### Task prompt
Going through the material below, please gather all lines with the word "content" in them.

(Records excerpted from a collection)
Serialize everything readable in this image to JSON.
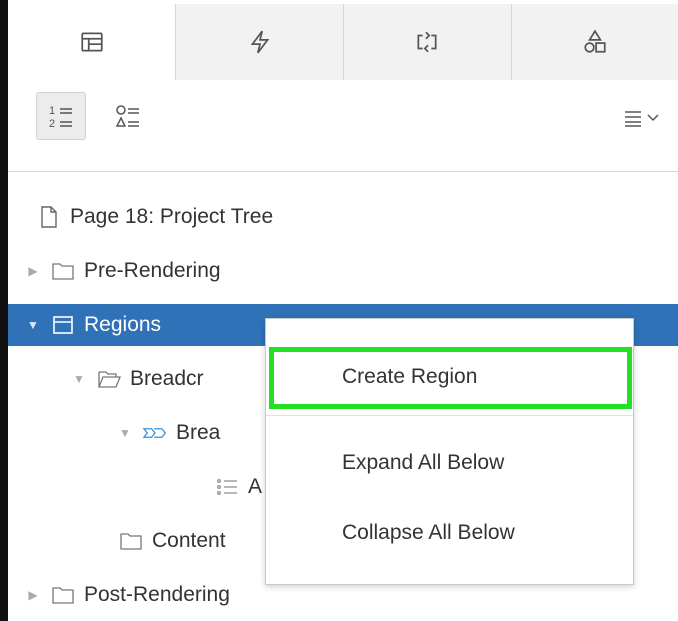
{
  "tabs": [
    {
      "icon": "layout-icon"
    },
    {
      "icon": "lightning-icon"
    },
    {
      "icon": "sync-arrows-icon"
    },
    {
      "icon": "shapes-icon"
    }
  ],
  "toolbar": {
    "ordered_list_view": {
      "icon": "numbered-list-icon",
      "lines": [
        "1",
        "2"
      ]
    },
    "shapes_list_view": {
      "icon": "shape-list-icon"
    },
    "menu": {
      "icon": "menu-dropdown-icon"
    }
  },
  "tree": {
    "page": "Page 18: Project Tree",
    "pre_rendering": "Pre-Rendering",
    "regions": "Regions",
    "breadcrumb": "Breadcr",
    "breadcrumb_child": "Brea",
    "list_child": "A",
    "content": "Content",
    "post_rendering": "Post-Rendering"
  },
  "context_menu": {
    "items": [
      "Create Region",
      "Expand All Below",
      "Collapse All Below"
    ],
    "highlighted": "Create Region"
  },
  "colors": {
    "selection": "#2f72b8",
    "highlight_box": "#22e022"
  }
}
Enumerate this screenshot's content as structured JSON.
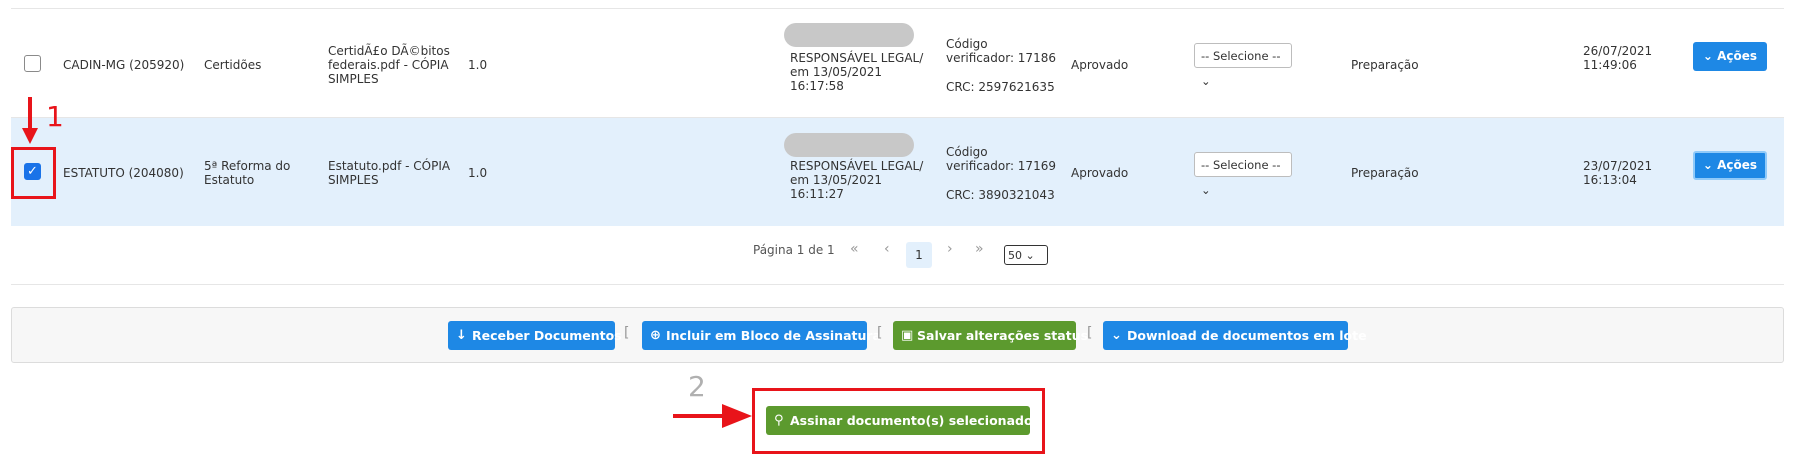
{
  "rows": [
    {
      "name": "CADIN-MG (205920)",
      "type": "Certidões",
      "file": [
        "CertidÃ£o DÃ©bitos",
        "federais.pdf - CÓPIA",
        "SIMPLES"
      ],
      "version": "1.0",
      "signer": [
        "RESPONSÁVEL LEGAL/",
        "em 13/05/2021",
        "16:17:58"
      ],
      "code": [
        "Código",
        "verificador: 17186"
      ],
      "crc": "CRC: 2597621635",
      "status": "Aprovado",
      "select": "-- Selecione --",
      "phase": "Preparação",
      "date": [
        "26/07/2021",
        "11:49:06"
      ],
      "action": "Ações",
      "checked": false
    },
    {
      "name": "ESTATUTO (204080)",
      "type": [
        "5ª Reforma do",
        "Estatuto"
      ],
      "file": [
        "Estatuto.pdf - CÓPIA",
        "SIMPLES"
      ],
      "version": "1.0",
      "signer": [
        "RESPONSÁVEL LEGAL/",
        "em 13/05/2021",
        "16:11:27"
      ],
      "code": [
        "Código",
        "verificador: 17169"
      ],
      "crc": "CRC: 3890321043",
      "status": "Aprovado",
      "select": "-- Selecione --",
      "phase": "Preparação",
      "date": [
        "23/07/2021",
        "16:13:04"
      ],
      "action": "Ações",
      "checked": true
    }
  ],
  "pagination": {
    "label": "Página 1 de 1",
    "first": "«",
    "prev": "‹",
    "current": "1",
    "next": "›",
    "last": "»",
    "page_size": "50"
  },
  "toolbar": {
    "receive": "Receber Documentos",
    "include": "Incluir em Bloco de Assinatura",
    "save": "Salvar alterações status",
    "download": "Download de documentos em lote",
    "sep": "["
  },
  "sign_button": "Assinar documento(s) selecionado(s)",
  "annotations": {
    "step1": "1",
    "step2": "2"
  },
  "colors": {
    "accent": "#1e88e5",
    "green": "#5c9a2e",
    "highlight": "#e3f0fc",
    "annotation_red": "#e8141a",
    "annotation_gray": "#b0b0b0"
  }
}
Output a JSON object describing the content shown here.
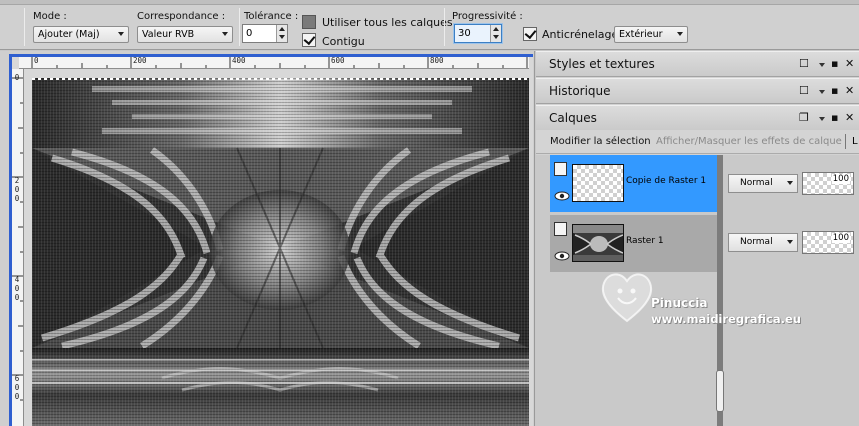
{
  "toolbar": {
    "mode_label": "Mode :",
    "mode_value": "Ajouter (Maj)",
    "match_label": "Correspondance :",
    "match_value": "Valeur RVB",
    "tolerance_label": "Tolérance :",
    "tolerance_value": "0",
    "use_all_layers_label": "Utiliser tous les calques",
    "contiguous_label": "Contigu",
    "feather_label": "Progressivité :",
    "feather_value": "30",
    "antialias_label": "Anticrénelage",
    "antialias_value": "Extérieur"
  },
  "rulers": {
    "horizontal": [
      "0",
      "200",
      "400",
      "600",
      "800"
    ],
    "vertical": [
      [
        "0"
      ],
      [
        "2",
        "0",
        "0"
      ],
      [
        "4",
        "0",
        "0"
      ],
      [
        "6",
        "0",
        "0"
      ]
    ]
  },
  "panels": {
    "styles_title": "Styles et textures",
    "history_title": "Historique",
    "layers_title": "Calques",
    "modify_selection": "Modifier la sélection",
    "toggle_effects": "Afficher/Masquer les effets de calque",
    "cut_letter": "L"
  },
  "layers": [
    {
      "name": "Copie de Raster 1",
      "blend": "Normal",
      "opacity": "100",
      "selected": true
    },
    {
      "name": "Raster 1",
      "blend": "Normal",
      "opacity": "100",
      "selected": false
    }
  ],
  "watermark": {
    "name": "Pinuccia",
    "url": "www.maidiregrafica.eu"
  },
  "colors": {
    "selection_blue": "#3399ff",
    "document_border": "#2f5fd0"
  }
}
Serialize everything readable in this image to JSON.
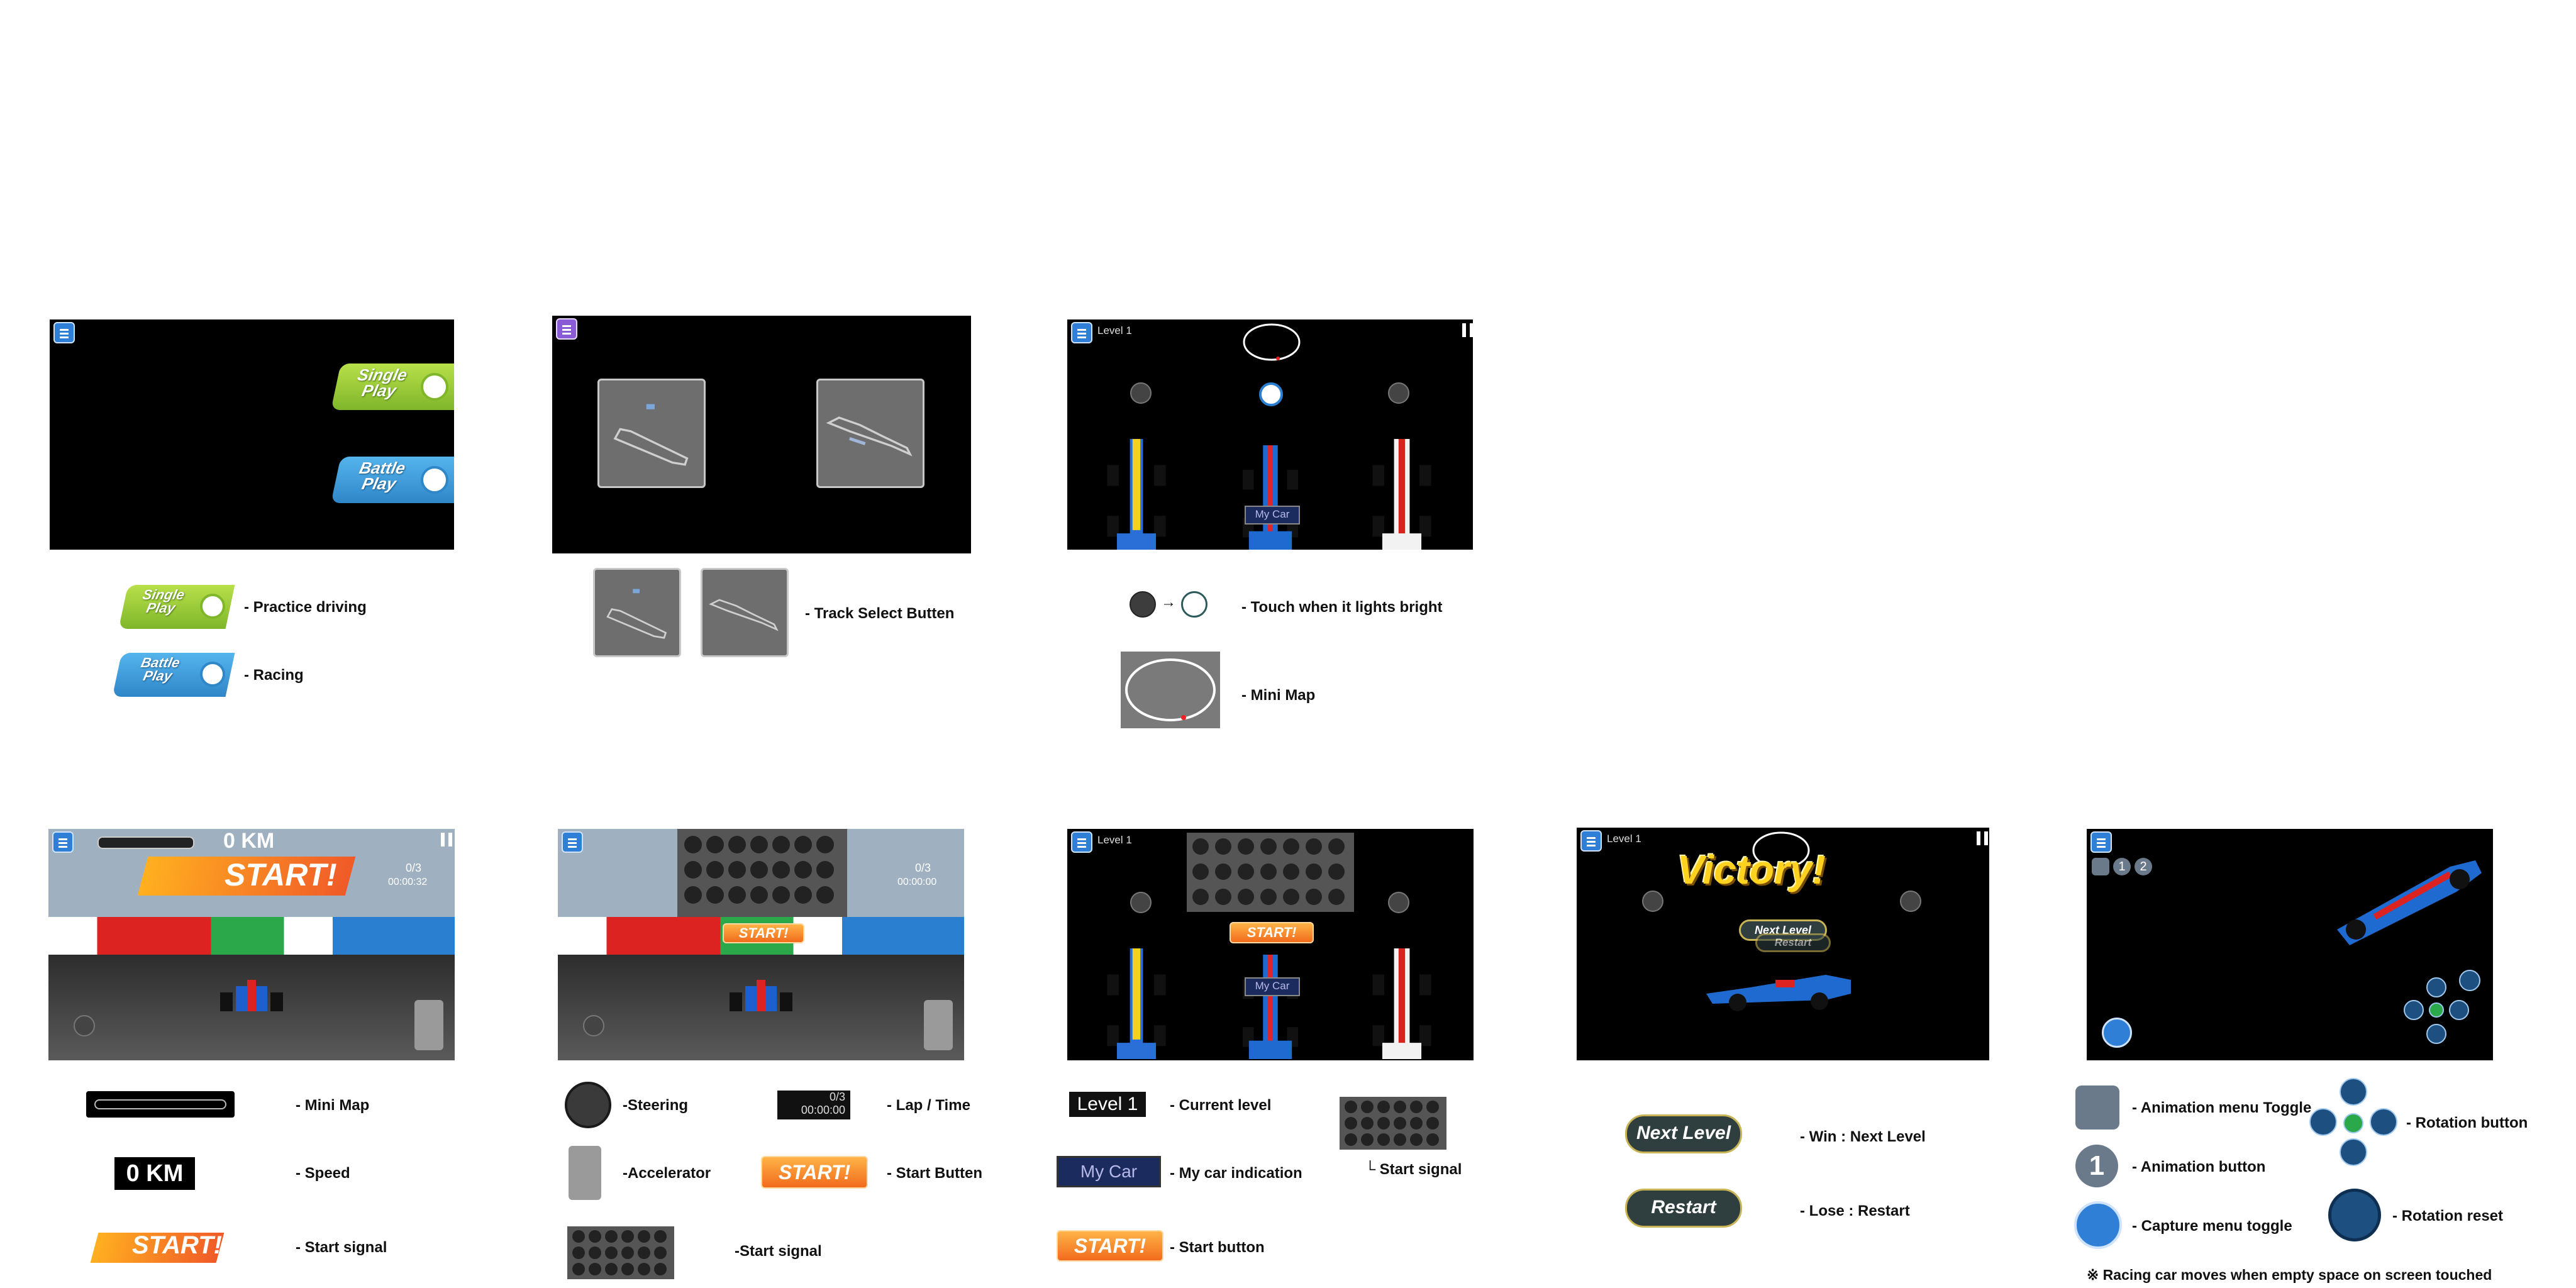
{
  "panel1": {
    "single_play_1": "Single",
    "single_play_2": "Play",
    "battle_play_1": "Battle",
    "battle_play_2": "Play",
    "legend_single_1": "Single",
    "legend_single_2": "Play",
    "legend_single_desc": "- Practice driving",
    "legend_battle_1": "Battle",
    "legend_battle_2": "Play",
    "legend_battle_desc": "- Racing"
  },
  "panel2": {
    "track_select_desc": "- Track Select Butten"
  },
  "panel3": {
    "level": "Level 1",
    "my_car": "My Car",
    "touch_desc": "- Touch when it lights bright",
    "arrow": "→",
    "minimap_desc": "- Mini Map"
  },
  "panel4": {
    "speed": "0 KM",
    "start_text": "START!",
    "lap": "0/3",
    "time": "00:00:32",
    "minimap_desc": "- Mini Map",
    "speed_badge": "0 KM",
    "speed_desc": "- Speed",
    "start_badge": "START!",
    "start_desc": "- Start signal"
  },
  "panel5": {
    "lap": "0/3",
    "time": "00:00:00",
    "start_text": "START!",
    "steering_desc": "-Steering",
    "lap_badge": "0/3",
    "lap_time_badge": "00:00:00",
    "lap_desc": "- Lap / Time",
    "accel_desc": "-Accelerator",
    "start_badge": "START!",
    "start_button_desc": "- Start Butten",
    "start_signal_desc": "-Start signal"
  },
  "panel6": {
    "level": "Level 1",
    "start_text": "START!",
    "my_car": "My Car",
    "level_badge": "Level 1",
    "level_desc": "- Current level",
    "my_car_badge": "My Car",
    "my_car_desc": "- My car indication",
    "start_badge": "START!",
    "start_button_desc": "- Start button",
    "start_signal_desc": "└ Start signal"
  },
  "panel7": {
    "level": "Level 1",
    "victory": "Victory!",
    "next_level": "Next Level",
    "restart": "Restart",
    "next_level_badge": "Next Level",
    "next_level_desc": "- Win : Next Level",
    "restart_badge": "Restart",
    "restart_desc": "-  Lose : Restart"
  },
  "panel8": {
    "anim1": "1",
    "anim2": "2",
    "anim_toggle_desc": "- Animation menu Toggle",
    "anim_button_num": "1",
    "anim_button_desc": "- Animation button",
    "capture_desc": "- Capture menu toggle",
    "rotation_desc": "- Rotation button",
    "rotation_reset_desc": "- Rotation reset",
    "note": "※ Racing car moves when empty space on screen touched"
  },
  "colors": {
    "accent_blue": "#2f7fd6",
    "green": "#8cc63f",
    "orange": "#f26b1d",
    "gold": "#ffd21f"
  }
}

### Task result
    "content": "Content",
Enumerate this screenshot's content as structured JSON.
Output a JSON object describing the content shown here.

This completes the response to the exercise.